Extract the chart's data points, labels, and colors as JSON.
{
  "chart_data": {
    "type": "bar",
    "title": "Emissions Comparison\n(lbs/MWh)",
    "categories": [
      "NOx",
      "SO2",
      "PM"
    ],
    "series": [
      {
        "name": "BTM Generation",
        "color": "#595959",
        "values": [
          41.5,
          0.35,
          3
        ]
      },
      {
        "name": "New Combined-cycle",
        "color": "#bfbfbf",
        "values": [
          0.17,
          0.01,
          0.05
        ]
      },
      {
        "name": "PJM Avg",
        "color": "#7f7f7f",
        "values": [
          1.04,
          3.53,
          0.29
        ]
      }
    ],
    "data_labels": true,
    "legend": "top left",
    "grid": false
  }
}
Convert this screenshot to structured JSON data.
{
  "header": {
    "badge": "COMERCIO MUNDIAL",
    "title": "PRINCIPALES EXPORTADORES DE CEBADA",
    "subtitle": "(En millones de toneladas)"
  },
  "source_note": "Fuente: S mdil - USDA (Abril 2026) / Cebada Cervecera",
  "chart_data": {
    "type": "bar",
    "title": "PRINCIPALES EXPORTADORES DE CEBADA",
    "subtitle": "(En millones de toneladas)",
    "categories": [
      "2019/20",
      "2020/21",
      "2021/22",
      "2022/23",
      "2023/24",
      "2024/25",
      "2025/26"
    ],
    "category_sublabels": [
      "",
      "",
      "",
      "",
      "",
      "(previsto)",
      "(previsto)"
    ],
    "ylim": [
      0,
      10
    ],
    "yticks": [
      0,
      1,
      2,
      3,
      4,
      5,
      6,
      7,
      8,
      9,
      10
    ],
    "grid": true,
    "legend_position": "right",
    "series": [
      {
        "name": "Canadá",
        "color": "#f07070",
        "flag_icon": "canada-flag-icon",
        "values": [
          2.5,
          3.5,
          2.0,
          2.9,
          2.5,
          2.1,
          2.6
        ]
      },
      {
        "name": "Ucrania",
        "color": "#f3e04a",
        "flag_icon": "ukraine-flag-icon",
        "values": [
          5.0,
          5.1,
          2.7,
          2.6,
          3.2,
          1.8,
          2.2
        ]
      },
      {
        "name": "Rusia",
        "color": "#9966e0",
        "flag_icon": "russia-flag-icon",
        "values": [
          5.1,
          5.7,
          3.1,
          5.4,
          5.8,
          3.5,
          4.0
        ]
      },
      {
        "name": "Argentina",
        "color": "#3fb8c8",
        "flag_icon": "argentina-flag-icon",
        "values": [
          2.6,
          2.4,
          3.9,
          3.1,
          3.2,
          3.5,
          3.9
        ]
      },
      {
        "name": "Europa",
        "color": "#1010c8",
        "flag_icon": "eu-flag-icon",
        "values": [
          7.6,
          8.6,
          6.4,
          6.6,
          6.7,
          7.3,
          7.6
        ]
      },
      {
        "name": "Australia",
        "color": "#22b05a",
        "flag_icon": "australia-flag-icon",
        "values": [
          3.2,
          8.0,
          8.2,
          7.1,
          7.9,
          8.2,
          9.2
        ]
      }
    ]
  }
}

──────────────────────────────

Find the string "toneladas" in the entries above and return each line that holds it.

    "subtitle": "(En millones de toneladas)"
    "subtitle": "(En millones de toneladas)",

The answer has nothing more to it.